**Data**

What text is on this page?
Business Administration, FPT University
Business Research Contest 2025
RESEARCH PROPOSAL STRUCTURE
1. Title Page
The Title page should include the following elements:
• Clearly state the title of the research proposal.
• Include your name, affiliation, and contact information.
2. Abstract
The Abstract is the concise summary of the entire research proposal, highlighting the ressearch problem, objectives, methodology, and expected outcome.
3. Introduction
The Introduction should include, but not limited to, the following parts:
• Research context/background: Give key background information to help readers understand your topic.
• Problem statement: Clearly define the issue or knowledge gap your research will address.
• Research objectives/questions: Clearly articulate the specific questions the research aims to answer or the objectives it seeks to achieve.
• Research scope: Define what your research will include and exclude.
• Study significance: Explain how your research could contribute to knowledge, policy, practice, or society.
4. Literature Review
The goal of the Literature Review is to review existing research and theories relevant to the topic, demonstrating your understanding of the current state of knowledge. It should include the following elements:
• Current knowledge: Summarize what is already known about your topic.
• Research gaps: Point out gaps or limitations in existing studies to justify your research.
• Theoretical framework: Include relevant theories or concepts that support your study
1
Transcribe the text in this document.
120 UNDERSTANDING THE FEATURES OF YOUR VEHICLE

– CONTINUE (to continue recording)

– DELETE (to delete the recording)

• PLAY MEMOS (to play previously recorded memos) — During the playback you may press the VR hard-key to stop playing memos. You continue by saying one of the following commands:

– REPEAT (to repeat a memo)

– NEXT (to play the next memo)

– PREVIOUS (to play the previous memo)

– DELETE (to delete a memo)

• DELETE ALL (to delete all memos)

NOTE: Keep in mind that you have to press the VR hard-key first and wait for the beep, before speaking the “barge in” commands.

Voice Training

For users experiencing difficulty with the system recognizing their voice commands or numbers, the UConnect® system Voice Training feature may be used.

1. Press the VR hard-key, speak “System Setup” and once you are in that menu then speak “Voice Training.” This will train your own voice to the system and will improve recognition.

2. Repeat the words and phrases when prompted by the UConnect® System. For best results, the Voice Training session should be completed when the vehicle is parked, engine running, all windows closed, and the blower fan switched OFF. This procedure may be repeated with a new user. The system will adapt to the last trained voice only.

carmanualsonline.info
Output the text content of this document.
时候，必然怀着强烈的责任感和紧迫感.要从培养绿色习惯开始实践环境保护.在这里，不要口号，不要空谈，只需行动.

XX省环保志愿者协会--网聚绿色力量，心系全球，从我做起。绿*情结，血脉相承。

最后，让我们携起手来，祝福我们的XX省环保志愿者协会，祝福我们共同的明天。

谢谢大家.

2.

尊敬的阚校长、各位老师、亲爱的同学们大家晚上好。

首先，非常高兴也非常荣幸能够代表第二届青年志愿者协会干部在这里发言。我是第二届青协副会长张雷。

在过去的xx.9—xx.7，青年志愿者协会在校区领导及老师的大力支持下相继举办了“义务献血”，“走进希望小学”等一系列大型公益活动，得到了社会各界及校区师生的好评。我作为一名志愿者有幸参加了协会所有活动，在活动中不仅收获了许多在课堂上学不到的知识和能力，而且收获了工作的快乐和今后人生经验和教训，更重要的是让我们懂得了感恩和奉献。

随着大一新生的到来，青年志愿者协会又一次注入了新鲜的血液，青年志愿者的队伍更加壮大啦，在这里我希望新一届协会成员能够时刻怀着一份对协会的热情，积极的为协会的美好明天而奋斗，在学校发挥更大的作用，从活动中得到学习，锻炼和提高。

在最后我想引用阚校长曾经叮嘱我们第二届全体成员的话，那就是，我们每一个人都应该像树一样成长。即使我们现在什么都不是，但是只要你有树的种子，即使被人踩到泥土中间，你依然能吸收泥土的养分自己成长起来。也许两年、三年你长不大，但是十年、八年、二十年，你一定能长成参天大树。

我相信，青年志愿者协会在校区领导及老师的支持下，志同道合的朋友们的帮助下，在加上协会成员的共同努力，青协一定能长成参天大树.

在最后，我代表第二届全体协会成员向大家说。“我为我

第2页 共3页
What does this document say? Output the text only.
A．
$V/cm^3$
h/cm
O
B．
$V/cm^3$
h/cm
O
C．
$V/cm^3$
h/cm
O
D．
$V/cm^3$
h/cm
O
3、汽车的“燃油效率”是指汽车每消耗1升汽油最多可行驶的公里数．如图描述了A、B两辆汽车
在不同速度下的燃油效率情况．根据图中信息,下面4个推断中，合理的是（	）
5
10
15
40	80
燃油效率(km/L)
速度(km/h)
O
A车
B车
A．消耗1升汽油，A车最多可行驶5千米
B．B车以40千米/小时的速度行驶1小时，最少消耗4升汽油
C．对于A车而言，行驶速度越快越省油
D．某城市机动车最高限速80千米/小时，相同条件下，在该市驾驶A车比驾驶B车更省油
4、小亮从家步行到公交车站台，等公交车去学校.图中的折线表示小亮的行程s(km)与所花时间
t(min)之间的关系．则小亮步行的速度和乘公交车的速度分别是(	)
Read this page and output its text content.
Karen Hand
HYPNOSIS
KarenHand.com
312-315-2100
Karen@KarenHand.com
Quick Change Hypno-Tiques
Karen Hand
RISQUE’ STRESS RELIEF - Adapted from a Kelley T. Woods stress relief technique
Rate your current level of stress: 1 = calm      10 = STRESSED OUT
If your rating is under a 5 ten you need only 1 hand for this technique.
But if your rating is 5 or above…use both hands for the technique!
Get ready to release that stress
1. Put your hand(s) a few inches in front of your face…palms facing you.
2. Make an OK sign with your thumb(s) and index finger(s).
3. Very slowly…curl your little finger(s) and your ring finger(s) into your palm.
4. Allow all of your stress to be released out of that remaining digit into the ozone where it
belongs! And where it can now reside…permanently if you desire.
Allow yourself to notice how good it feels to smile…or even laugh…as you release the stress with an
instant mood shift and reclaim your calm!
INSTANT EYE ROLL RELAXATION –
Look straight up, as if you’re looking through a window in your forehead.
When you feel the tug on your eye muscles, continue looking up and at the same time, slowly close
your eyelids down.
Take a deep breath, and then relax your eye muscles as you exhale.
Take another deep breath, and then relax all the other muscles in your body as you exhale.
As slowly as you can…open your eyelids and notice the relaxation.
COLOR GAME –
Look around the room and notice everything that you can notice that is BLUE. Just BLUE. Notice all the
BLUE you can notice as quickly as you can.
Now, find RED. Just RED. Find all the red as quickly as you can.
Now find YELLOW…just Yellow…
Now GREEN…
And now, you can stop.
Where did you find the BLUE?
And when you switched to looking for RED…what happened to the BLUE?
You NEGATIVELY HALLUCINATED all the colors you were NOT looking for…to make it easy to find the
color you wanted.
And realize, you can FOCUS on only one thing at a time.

**Work required**
Every record shown above should be written out again exactly.

**Result for this exercise**
What text is on this page?
Business Administration, FPT University
Business Research Contest 2025
RESEARCH PROPOSAL STRUCTURE
1. Title Page
The Title page should include the following elements:
• Clearly state the title of the research proposal.
• Include your name, affiliation, and contact information.
2. Abstract
The Abstract is the concise summary of the entire research proposal, highlighting the ressearch problem, objectives, methodology, and expected outcome.
3. Introduction
The Introduction should include, but not limited to, the following parts:
• Research context/background: Give key background information to help readers understand your topic.
• Problem statement: Clearly define the issue or knowledge gap your research will address.
• Research objectives/questions: Clearly articulate the specific questions the research aims to answer or the objectives it seeks to achieve.
• Research scope: Define what your research will include and exclude.
• Study significance: Explain how your research could contribute to knowledge, policy, practice, or society.
4. Literature Review
The goal of the Literature Review is to review existing research and theories relevant to the topic, demonstrating your understanding of the current state of knowledge. It should include the following elements:
• Current knowledge: Summarize what is already known about your topic.
• Research gaps: Point out gaps or limitations in existing studies to justify your research.
• Theoretical framework: Include relevant theories or concepts that support your study
1
Transcribe the text in this document.
120 UNDERSTANDING THE FEATURES OF YOUR VEHICLE

– CONTINUE (to continue recording)

– DELETE (to delete the recording)

• PLAY MEMOS (to play previously recorded memos) — During the playback you may press the VR hard-key to stop playing memos. You continue by saying one of the following commands:

– REPEAT (to repeat a memo)

– NEXT (to play the next memo)

– PREVIOUS (to play the previous memo)

– DELETE (to delete a memo)

• DELETE ALL (to delete all memos)

NOTE: Keep in mind that you have to press the VR hard-key first and wait for the beep, before speaking the “barge in” commands.

Voice Training

For users experiencing difficulty with the system recognizing their voice commands or numbers, the UConnect® system Voice Training feature may be used.

1. Press the VR hard-key, speak “System Setup” and once you are in that menu then speak “Voice Training.” This will train your own voice to the system and will improve recognition.

2. Repeat the words and phrases when prompted by the UConnect® System. For best results, the Voice Training session should be completed when the vehicle is parked, engine running, all windows closed, and the blower fan switched OFF. This procedure may be repeated with a new user. The system will adapt to the last trained voice only.

carmanualsonline.info
Output the text content of this document.
时候，必然怀着强烈的责任感和紧迫感.要从培养绿色习惯开始实践环境保护.在这里，不要口号，不要空谈，只需行动.

XX省环保志愿者协会--网聚绿色力量，心系全球，从我做起。绿*情结，血脉相承。

最后，让我们携起手来，祝福我们的XX省环保志愿者协会，祝福我们共同的明天。

谢谢大家.

2.

尊敬的阚校长、各位老师、亲爱的同学们大家晚上好。

首先，非常高兴也非常荣幸能够代表第二届青年志愿者协会干部在这里发言。我是第二届青协副会长张雷。

在过去的xx.9—xx.7，青年志愿者协会在校区领导及老师的大力支持下相继举办了“义务献血”，“走进希望小学”等一系列大型公益活动，得到了社会各界及校区师生的好评。我作为一名志愿者有幸参加了协会所有活动，在活动中不仅收获了许多在课堂上学不到的知识和能力，而且收获了工作的快乐和今后人生经验和教训，更重要的是让我们懂得了感恩和奉献。

随着大一新生的到来，青年志愿者协会又一次注入了新鲜的血液，青年志愿者的队伍更加壮大啦，在这里我希望新一届协会成员能够时刻怀着一份对协会的热情，积极的为协会的美好明天而奋斗，在学校发挥更大的作用，从活动中得到学习，锻炼和提高。

在最后我想引用阚校长曾经叮嘱我们第二届全体成员的话，那就是，我们每一个人都应该像树一样成长。即使我们现在什么都不是，但是只要你有树的种子，即使被人踩到泥土中间，你依然能吸收泥土的养分自己成长起来。也许两年、三年你长不大，但是十年、八年、二十年，你一定能长成参天大树。

我相信，青年志愿者协会在校区领导及老师的支持下，志同道合的朋友们的帮助下，在加上协会成员的共同努力，青协一定能长成参天大树.

在最后，我代表第二届全体协会成员向大家说。“我为我

第2页 共3页
What does this document say? Output the text only.
A．
$V/cm^3$
h/cm
O
B．
$V/cm^3$
h/cm
O
C．
$V/cm^3$
h/cm
O
D．
$V/cm^3$
h/cm
O
3、汽车的“燃油效率”是指汽车每消耗1升汽油最多可行驶的公里数．如图描述了A、B两辆汽车
在不同速度下的燃油效率情况．根据图中信息,下面4个推断中，合理的是（	）
5
10
15
40	80
燃油效率(km/L)
速度(km/h)
O
A车
B车
A．消耗1升汽油，A车最多可行驶5千米
B．B车以40千米/小时的速度行驶1小时，最少消耗4升汽油
C．对于A车而言，行驶速度越快越省油
D．某城市机动车最高限速80千米/小时，相同条件下，在该市驾驶A车比驾驶B车更省油
4、小亮从家步行到公交车站台，等公交车去学校.图中的折线表示小亮的行程s(km)与所花时间
t(min)之间的关系．则小亮步行的速度和乘公交车的速度分别是(	)
Read this page and output its text content.
Karen Hand
HYPNOSIS
KarenHand.com
312-315-2100
Karen@KarenHand.com
Quick Change Hypno-Tiques
Karen Hand
RISQUE’ STRESS RELIEF - Adapted from a Kelley T. Woods stress relief technique
Rate your current level of stress: 1 = calm      10 = STRESSED OUT
If your rating is under a 5 ten you need only 1 hand for this technique.
But if your rating is 5 or above…use both hands for the technique!
Get ready to release that stress
1. Put your hand(s) a few inches in front of your face…palms facing you.
2. Make an OK sign with your thumb(s) and index finger(s).
3. Very slowly…curl your little finger(s) and your ring finger(s) into your palm.
4. Allow all of your stress to be released out of that remaining digit into the ozone where it
belongs! And where it can now reside…permanently if you desire.
Allow yourself to notice how good it feels to smile…or even laugh…as you release the stress with an
instant mood shift and reclaim your calm!
INSTANT EYE ROLL RELAXATION –
Look straight up, as if you’re looking through a window in your forehead.
When you feel the tug on your eye muscles, continue looking up and at the same time, slowly close
your eyelids down.
Take a deep breath, and then relax your eye muscles as you exhale.
Take another deep breath, and then relax all the other muscles in your body as you exhale.
As slowly as you can…open your eyelids and notice the relaxation.
COLOR GAME –
Look around the room and notice everything that you can notice that is BLUE. Just BLUE. Notice all the
BLUE you can notice as quickly as you can.
Now, find RED. Just RED. Find all the red as quickly as you can.
Now find YELLOW…just Yellow…
Now GREEN…
And now, you can stop.
Where did you find the BLUE?
And when you switched to looking for RED…what happened to the BLUE?
You NEGATIVELY HALLUCINATED all the colors you were NOT looking for…to make it easy to find the
color you wanted.
And realize, you can FOCUS on only one thing at a time.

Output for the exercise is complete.